=== Direction ===
Return the number of lines that contain the word "其构造简单", and return nothing else.

=== Data supplied ===

* START *

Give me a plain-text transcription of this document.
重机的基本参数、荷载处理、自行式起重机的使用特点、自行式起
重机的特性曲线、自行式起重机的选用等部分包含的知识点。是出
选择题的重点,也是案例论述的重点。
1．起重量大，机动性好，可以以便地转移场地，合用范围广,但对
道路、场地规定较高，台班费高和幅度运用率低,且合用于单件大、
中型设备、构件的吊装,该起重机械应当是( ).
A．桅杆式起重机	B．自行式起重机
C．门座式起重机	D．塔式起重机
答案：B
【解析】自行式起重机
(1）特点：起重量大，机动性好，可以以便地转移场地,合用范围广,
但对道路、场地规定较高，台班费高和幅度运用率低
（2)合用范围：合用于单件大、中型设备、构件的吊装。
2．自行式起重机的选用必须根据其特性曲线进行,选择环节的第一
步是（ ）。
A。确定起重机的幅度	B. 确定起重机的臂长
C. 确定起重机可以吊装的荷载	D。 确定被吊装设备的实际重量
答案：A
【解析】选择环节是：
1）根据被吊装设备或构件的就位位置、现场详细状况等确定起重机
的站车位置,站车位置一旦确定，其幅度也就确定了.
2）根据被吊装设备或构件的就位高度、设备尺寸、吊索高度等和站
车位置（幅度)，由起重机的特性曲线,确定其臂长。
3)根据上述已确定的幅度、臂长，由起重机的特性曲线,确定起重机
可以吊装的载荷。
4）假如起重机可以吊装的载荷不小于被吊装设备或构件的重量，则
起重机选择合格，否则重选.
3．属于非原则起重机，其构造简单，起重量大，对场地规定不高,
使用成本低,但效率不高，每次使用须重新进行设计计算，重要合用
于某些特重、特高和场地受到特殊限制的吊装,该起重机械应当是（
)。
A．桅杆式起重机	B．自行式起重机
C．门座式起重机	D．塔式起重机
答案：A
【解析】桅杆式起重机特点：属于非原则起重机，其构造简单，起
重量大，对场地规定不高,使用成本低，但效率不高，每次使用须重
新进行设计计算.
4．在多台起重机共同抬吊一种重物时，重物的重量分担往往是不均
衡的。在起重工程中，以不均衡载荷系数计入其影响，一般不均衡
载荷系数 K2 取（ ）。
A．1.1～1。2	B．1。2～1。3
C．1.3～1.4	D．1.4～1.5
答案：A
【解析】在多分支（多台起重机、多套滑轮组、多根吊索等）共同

* END *

=== Output of the task ===
2